TASK TO CARRY OUT: Write out the full listing exactly as given, minus the images.

-- START OF LISTED RECORDS --

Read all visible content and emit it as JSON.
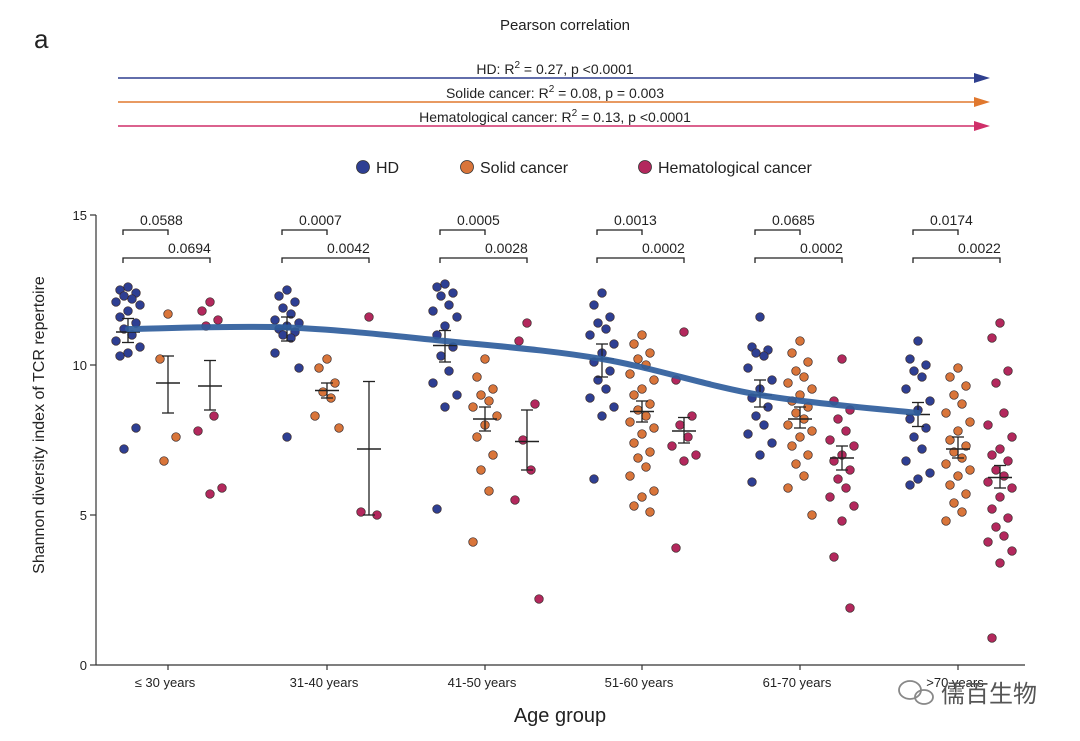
{
  "panel_label": "a",
  "header": {
    "title": "Pearson correlation",
    "correlations": [
      {
        "prefix": "HD: R",
        "sup": "2",
        "suffix": " = 0.27,  p <0.0001",
        "color": "#2f3f8f"
      },
      {
        "prefix": "Solide cancer: R",
        "sup": "2",
        "suffix": " = 0.08,  p = 0.003",
        "color": "#e0782e"
      },
      {
        "prefix": "Hematological cancer: R",
        "sup": "2",
        "suffix": " = 0.13, p <0.0001",
        "color": "#cf2f69"
      }
    ]
  },
  "watermark": "儒百生物",
  "chart_data": {
    "type": "scatter",
    "xlabel": "Age group",
    "ylabel": "Shannon diversity index of TCR repertoire",
    "ylim": [
      0,
      15
    ],
    "yticks": [
      0,
      5,
      10,
      15
    ],
    "categories": [
      "≤ 30 years",
      "31-40 years",
      "41-50 years",
      "51-60 years",
      "61-70 years",
      ">70 years"
    ],
    "legend": {
      "position": "top-center"
    },
    "series": [
      {
        "name": "HD",
        "color": "#2e3f93",
        "mean": [
          11.1,
          11.2,
          10.65,
          10.2,
          9.0,
          8.35
        ],
        "ci_low": [
          10.75,
          10.8,
          10.1,
          9.6,
          8.6,
          7.95
        ],
        "ci_high": [
          11.55,
          11.6,
          11.15,
          10.7,
          9.5,
          8.75
        ],
        "points": [
          [
            12.6,
            12.5,
            12.4,
            12.3,
            12.2,
            12.1,
            12.0,
            11.8,
            11.6,
            11.4,
            11.2,
            11.0,
            10.8,
            10.6,
            10.4,
            10.3,
            7.9,
            7.2
          ],
          [
            12.5,
            12.3,
            12.1,
            11.9,
            11.7,
            11.5,
            11.4,
            11.3,
            11.2,
            11.1,
            11.0,
            10.9,
            10.4,
            9.9,
            7.6
          ],
          [
            12.7,
            12.6,
            12.4,
            12.3,
            12.0,
            11.8,
            11.6,
            11.3,
            11.0,
            10.6,
            10.3,
            9.8,
            9.4,
            9.0,
            8.6,
            5.2
          ],
          [
            12.4,
            12.0,
            11.6,
            11.4,
            11.2,
            11.0,
            10.7,
            10.4,
            10.1,
            9.8,
            9.5,
            9.2,
            8.9,
            8.6,
            8.3,
            6.2
          ],
          [
            11.6,
            10.6,
            10.5,
            10.4,
            10.3,
            9.9,
            9.5,
            9.2,
            8.9,
            8.6,
            8.3,
            8.0,
            7.7,
            7.4,
            7.0,
            6.1
          ],
          [
            10.8,
            10.2,
            10.0,
            9.8,
            9.6,
            9.2,
            8.8,
            8.5,
            8.2,
            7.9,
            7.6,
            7.2,
            6.8,
            6.4,
            6.2,
            6.0
          ]
        ]
      },
      {
        "name": "Solid cancer",
        "color": "#d9753a",
        "mean": [
          9.4,
          9.15,
          8.2,
          8.45,
          8.2,
          7.2
        ],
        "ci_low": [
          8.4,
          8.9,
          7.8,
          8.1,
          7.9,
          6.9
        ],
        "ci_high": [
          10.3,
          9.4,
          8.6,
          8.8,
          8.6,
          7.6
        ],
        "points": [
          [
            11.7,
            10.2,
            7.6,
            6.8
          ],
          [
            10.2,
            9.9,
            9.4,
            9.1,
            8.9,
            8.3,
            7.9
          ],
          [
            10.2,
            9.6,
            9.2,
            9.0,
            8.8,
            8.6,
            8.3,
            8.0,
            7.6,
            7.0,
            6.5,
            5.8,
            4.1
          ],
          [
            11.0,
            10.7,
            10.4,
            10.2,
            10.0,
            9.7,
            9.5,
            9.2,
            9.0,
            8.7,
            8.5,
            8.3,
            8.1,
            7.9,
            7.7,
            7.4,
            7.1,
            6.9,
            6.6,
            6.3,
            5.8,
            5.6,
            5.3,
            5.1
          ],
          [
            10.8,
            10.4,
            10.1,
            9.8,
            9.6,
            9.4,
            9.2,
            9.0,
            8.8,
            8.6,
            8.4,
            8.2,
            8.0,
            7.8,
            7.6,
            7.3,
            7.0,
            6.7,
            6.3,
            5.9,
            5.0
          ],
          [
            9.9,
            9.6,
            9.3,
            9.0,
            8.7,
            8.4,
            8.1,
            7.8,
            7.5,
            7.3,
            7.1,
            6.9,
            6.7,
            6.5,
            6.3,
            6.0,
            5.7,
            5.4,
            5.1,
            4.8
          ]
        ]
      },
      {
        "name": "Hematological cancer",
        "color": "#b3285d",
        "mean": [
          9.3,
          7.2,
          7.45,
          7.8,
          6.9,
          6.25
        ],
        "ci_low": [
          8.5,
          5.0,
          6.5,
          7.4,
          6.5,
          5.9
        ],
        "ci_high": [
          10.15,
          9.45,
          8.5,
          8.25,
          7.3,
          6.65
        ],
        "points": [
          [
            12.1,
            11.8,
            11.5,
            11.3,
            8.3,
            7.8,
            5.9,
            5.7
          ],
          [
            11.6,
            5.1,
            5.0
          ],
          [
            11.4,
            10.8,
            8.7,
            7.5,
            6.5,
            5.5,
            2.2
          ],
          [
            11.1,
            9.5,
            8.3,
            8.0,
            7.6,
            7.3,
            7.0,
            6.8,
            3.9
          ],
          [
            10.2,
            8.8,
            8.5,
            8.2,
            7.8,
            7.5,
            7.3,
            7.0,
            6.8,
            6.5,
            6.2,
            5.9,
            5.6,
            5.3,
            4.8,
            3.6,
            1.9
          ],
          [
            11.4,
            10.9,
            9.8,
            9.4,
            8.4,
            8.0,
            7.6,
            7.2,
            7.0,
            6.8,
            6.5,
            6.3,
            6.1,
            5.9,
            5.6,
            5.2,
            4.9,
            4.6,
            4.3,
            4.1,
            3.8,
            3.4,
            0.9
          ]
        ]
      }
    ],
    "trend": {
      "name": "HD trend",
      "color": "#2f5d9c",
      "values": [
        11.2,
        11.25,
        10.8,
        10.2,
        9.0,
        8.4
      ]
    },
    "comparisons": [
      {
        "group": 0,
        "pair": "HD-Solid",
        "p": "0.0588"
      },
      {
        "group": 0,
        "pair": "HD-Hematological",
        "p": "0.0694"
      },
      {
        "group": 1,
        "pair": "HD-Solid",
        "p": "0.0007"
      },
      {
        "group": 1,
        "pair": "HD-Hematological",
        "p": "0.0042"
      },
      {
        "group": 2,
        "pair": "HD-Solid",
        "p": "0.0005"
      },
      {
        "group": 2,
        "pair": "HD-Hematological",
        "p": "0.0028"
      },
      {
        "group": 3,
        "pair": "HD-Solid",
        "p": "0.0013"
      },
      {
        "group": 3,
        "pair": "HD-Hematological",
        "p": "0.0002"
      },
      {
        "group": 4,
        "pair": "HD-Solid",
        "p": "0.0685"
      },
      {
        "group": 4,
        "pair": "HD-Hematological",
        "p": "0.0002"
      },
      {
        "group": 5,
        "pair": "HD-Solid",
        "p": "0.0174"
      },
      {
        "group": 5,
        "pair": "HD-Hematological",
        "p": "0.0022"
      }
    ]
  }
}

-- END OF LISTED RECORDS --

RESULT FOR THIS TASK:
Read all visible content and emit it as JSON.
{
  "panel_label": "a",
  "header": {
    "title": "Pearson correlation",
    "correlations": [
      {
        "prefix": "HD: R",
        "sup": "2",
        "suffix": " = 0.27,  p <0.0001",
        "color": "#2f3f8f"
      },
      {
        "prefix": "Solide cancer: R",
        "sup": "2",
        "suffix": " = 0.08,  p = 0.003",
        "color": "#e0782e"
      },
      {
        "prefix": "Hematological cancer: R",
        "sup": "2",
        "suffix": " = 0.13, p <0.0001",
        "color": "#cf2f69"
      }
    ]
  },
  "watermark": "儒百生物",
  "chart_data": {
    "type": "scatter",
    "xlabel": "Age group",
    "ylabel": "Shannon diversity index of TCR repertoire",
    "ylim": [
      0,
      15
    ],
    "yticks": [
      0,
      5,
      10,
      15
    ],
    "categories": [
      "≤ 30 years",
      "31-40 years",
      "41-50 years",
      "51-60 years",
      "61-70 years",
      ">70 years"
    ],
    "legend": {
      "position": "top-center"
    },
    "series": [
      {
        "name": "HD",
        "color": "#2e3f93",
        "mean": [
          11.1,
          11.2,
          10.65,
          10.2,
          9.0,
          8.35
        ],
        "ci_low": [
          10.75,
          10.8,
          10.1,
          9.6,
          8.6,
          7.95
        ],
        "ci_high": [
          11.55,
          11.6,
          11.15,
          10.7,
          9.5,
          8.75
        ],
        "points": [
          [
            12.6,
            12.5,
            12.4,
            12.3,
            12.2,
            12.1,
            12.0,
            11.8,
            11.6,
            11.4,
            11.2,
            11.0,
            10.8,
            10.6,
            10.4,
            10.3,
            7.9,
            7.2
          ],
          [
            12.5,
            12.3,
            12.1,
            11.9,
            11.7,
            11.5,
            11.4,
            11.3,
            11.2,
            11.1,
            11.0,
            10.9,
            10.4,
            9.9,
            7.6
          ],
          [
            12.7,
            12.6,
            12.4,
            12.3,
            12.0,
            11.8,
            11.6,
            11.3,
            11.0,
            10.6,
            10.3,
            9.8,
            9.4,
            9.0,
            8.6,
            5.2
          ],
          [
            12.4,
            12.0,
            11.6,
            11.4,
            11.2,
            11.0,
            10.7,
            10.4,
            10.1,
            9.8,
            9.5,
            9.2,
            8.9,
            8.6,
            8.3,
            6.2
          ],
          [
            11.6,
            10.6,
            10.5,
            10.4,
            10.3,
            9.9,
            9.5,
            9.2,
            8.9,
            8.6,
            8.3,
            8.0,
            7.7,
            7.4,
            7.0,
            6.1
          ],
          [
            10.8,
            10.2,
            10.0,
            9.8,
            9.6,
            9.2,
            8.8,
            8.5,
            8.2,
            7.9,
            7.6,
            7.2,
            6.8,
            6.4,
            6.2,
            6.0
          ]
        ]
      },
      {
        "name": "Solid cancer",
        "color": "#d9753a",
        "mean": [
          9.4,
          9.15,
          8.2,
          8.45,
          8.2,
          7.2
        ],
        "ci_low": [
          8.4,
          8.9,
          7.8,
          8.1,
          7.9,
          6.9
        ],
        "ci_high": [
          10.3,
          9.4,
          8.6,
          8.8,
          8.6,
          7.6
        ],
        "points": [
          [
            11.7,
            10.2,
            7.6,
            6.8
          ],
          [
            10.2,
            9.9,
            9.4,
            9.1,
            8.9,
            8.3,
            7.9
          ],
          [
            10.2,
            9.6,
            9.2,
            9.0,
            8.8,
            8.6,
            8.3,
            8.0,
            7.6,
            7.0,
            6.5,
            5.8,
            4.1
          ],
          [
            11.0,
            10.7,
            10.4,
            10.2,
            10.0,
            9.7,
            9.5,
            9.2,
            9.0,
            8.7,
            8.5,
            8.3,
            8.1,
            7.9,
            7.7,
            7.4,
            7.1,
            6.9,
            6.6,
            6.3,
            5.8,
            5.6,
            5.3,
            5.1
          ],
          [
            10.8,
            10.4,
            10.1,
            9.8,
            9.6,
            9.4,
            9.2,
            9.0,
            8.8,
            8.6,
            8.4,
            8.2,
            8.0,
            7.8,
            7.6,
            7.3,
            7.0,
            6.7,
            6.3,
            5.9,
            5.0
          ],
          [
            9.9,
            9.6,
            9.3,
            9.0,
            8.7,
            8.4,
            8.1,
            7.8,
            7.5,
            7.3,
            7.1,
            6.9,
            6.7,
            6.5,
            6.3,
            6.0,
            5.7,
            5.4,
            5.1,
            4.8
          ]
        ]
      },
      {
        "name": "Hematological cancer",
        "color": "#b3285d",
        "mean": [
          9.3,
          7.2,
          7.45,
          7.8,
          6.9,
          6.25
        ],
        "ci_low": [
          8.5,
          5.0,
          6.5,
          7.4,
          6.5,
          5.9
        ],
        "ci_high": [
          10.15,
          9.45,
          8.5,
          8.25,
          7.3,
          6.65
        ],
        "points": [
          [
            12.1,
            11.8,
            11.5,
            11.3,
            8.3,
            7.8,
            5.9,
            5.7
          ],
          [
            11.6,
            5.1,
            5.0
          ],
          [
            11.4,
            10.8,
            8.7,
            7.5,
            6.5,
            5.5,
            2.2
          ],
          [
            11.1,
            9.5,
            8.3,
            8.0,
            7.6,
            7.3,
            7.0,
            6.8,
            3.9
          ],
          [
            10.2,
            8.8,
            8.5,
            8.2,
            7.8,
            7.5,
            7.3,
            7.0,
            6.8,
            6.5,
            6.2,
            5.9,
            5.6,
            5.3,
            4.8,
            3.6,
            1.9
          ],
          [
            11.4,
            10.9,
            9.8,
            9.4,
            8.4,
            8.0,
            7.6,
            7.2,
            7.0,
            6.8,
            6.5,
            6.3,
            6.1,
            5.9,
            5.6,
            5.2,
            4.9,
            4.6,
            4.3,
            4.1,
            3.8,
            3.4,
            0.9
          ]
        ]
      }
    ],
    "trend": {
      "name": "HD trend",
      "color": "#2f5d9c",
      "values": [
        11.2,
        11.25,
        10.8,
        10.2,
        9.0,
        8.4
      ]
    },
    "comparisons": [
      {
        "group": 0,
        "pair": "HD-Solid",
        "p": "0.0588"
      },
      {
        "group": 0,
        "pair": "HD-Hematological",
        "p": "0.0694"
      },
      {
        "group": 1,
        "pair": "HD-Solid",
        "p": "0.0007"
      },
      {
        "group": 1,
        "pair": "HD-Hematological",
        "p": "0.0042"
      },
      {
        "group": 2,
        "pair": "HD-Solid",
        "p": "0.0005"
      },
      {
        "group": 2,
        "pair": "HD-Hematological",
        "p": "0.0028"
      },
      {
        "group": 3,
        "pair": "HD-Solid",
        "p": "0.0013"
      },
      {
        "group": 3,
        "pair": "HD-Hematological",
        "p": "0.0002"
      },
      {
        "group": 4,
        "pair": "HD-Solid",
        "p": "0.0685"
      },
      {
        "group": 4,
        "pair": "HD-Hematological",
        "p": "0.0002"
      },
      {
        "group": 5,
        "pair": "HD-Solid",
        "p": "0.0174"
      },
      {
        "group": 5,
        "pair": "HD-Hematological",
        "p": "0.0022"
      }
    ]
  }
}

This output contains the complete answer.